--- BEGIN Excerpted records ---

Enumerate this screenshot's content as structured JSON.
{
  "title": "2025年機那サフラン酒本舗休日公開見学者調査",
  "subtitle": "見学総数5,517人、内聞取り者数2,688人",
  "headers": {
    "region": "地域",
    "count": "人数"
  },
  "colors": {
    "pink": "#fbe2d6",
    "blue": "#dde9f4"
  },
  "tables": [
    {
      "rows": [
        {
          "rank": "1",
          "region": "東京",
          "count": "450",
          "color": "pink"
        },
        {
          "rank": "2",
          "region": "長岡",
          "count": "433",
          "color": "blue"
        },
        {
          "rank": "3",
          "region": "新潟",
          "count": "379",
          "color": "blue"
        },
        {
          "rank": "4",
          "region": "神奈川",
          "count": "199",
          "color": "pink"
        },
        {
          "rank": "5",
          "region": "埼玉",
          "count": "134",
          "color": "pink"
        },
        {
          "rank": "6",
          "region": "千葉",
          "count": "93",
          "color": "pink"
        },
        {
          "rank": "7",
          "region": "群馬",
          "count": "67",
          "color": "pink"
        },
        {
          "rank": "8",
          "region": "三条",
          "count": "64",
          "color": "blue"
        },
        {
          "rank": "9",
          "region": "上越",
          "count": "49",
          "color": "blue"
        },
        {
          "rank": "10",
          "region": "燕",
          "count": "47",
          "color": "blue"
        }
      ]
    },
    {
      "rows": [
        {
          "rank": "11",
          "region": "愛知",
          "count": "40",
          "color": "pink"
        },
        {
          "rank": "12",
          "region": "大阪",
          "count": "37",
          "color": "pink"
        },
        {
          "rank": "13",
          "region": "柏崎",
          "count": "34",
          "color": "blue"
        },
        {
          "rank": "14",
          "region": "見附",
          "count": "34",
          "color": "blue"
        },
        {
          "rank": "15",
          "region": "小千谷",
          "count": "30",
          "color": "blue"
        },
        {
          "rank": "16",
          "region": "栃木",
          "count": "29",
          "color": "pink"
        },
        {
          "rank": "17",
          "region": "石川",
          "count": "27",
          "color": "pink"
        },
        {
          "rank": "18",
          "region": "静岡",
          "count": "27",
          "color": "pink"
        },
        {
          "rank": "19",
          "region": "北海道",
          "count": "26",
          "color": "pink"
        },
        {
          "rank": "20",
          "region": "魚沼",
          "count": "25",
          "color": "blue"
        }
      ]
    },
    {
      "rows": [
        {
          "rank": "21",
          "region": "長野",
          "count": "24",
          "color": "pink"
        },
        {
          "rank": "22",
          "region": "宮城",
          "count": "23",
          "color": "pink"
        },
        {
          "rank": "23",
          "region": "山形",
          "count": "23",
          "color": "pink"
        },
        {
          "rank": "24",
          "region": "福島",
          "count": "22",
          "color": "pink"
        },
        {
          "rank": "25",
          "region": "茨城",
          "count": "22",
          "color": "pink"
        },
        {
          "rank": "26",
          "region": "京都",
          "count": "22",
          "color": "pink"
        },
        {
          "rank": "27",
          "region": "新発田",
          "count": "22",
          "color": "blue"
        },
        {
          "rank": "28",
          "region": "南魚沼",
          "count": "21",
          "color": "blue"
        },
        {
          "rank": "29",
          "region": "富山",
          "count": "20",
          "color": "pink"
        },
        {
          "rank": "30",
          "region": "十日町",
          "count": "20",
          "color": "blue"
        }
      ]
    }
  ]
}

--- END Excerpted records ---

• **Problem to work on**:
Each record above should be output again exactly.

• **Worked solution**:
Enumerate this screenshot's content as structured JSON.
{
  "title": "2025年機那サフラン酒本舗休日公開見学者調査",
  "subtitle": "見学総数5,517人、内聞取り者数2,688人",
  "headers": {
    "region": "地域",
    "count": "人数"
  },
  "colors": {
    "pink": "#fbe2d6",
    "blue": "#dde9f4"
  },
  "tables": [
    {
      "rows": [
        {
          "rank": "1",
          "region": "東京",
          "count": "450",
          "color": "pink"
        },
        {
          "rank": "2",
          "region": "長岡",
          "count": "433",
          "color": "blue"
        },
        {
          "rank": "3",
          "region": "新潟",
          "count": "379",
          "color": "blue"
        },
        {
          "rank": "4",
          "region": "神奈川",
          "count": "199",
          "color": "pink"
        },
        {
          "rank": "5",
          "region": "埼玉",
          "count": "134",
          "color": "pink"
        },
        {
          "rank": "6",
          "region": "千葉",
          "count": "93",
          "color": "pink"
        },
        {
          "rank": "7",
          "region": "群馬",
          "count": "67",
          "color": "pink"
        },
        {
          "rank": "8",
          "region": "三条",
          "count": "64",
          "color": "blue"
        },
        {
          "rank": "9",
          "region": "上越",
          "count": "49",
          "color": "blue"
        },
        {
          "rank": "10",
          "region": "燕",
          "count": "47",
          "color": "blue"
        }
      ]
    },
    {
      "rows": [
        {
          "rank": "11",
          "region": "愛知",
          "count": "40",
          "color": "pink"
        },
        {
          "rank": "12",
          "region": "大阪",
          "count": "37",
          "color": "pink"
        },
        {
          "rank": "13",
          "region": "柏崎",
          "count": "34",
          "color": "blue"
        },
        {
          "rank": "14",
          "region": "見附",
          "count": "34",
          "color": "blue"
        },
        {
          "rank": "15",
          "region": "小千谷",
          "count": "30",
          "color": "blue"
        },
        {
          "rank": "16",
          "region": "栃木",
          "count": "29",
          "color": "pink"
        },
        {
          "rank": "17",
          "region": "石川",
          "count": "27",
          "color": "pink"
        },
        {
          "rank": "18",
          "region": "静岡",
          "count": "27",
          "color": "pink"
        },
        {
          "rank": "19",
          "region": "北海道",
          "count": "26",
          "color": "pink"
        },
        {
          "rank": "20",
          "region": "魚沼",
          "count": "25",
          "color": "blue"
        }
      ]
    },
    {
      "rows": [
        {
          "rank": "21",
          "region": "長野",
          "count": "24",
          "color": "pink"
        },
        {
          "rank": "22",
          "region": "宮城",
          "count": "23",
          "color": "pink"
        },
        {
          "rank": "23",
          "region": "山形",
          "count": "23",
          "color": "pink"
        },
        {
          "rank": "24",
          "region": "福島",
          "count": "22",
          "color": "pink"
        },
        {
          "rank": "25",
          "region": "茨城",
          "count": "22",
          "color": "pink"
        },
        {
          "rank": "26",
          "region": "京都",
          "count": "22",
          "color": "pink"
        },
        {
          "rank": "27",
          "region": "新発田",
          "count": "22",
          "color": "blue"
        },
        {
          "rank": "28",
          "region": "南魚沼",
          "count": "21",
          "color": "blue"
        },
        {
          "rank": "29",
          "region": "富山",
          "count": "20",
          "color": "pink"
        },
        {
          "rank": "30",
          "region": "十日町",
          "count": "20",
          "color": "blue"
        }
      ]
    }
  ]
}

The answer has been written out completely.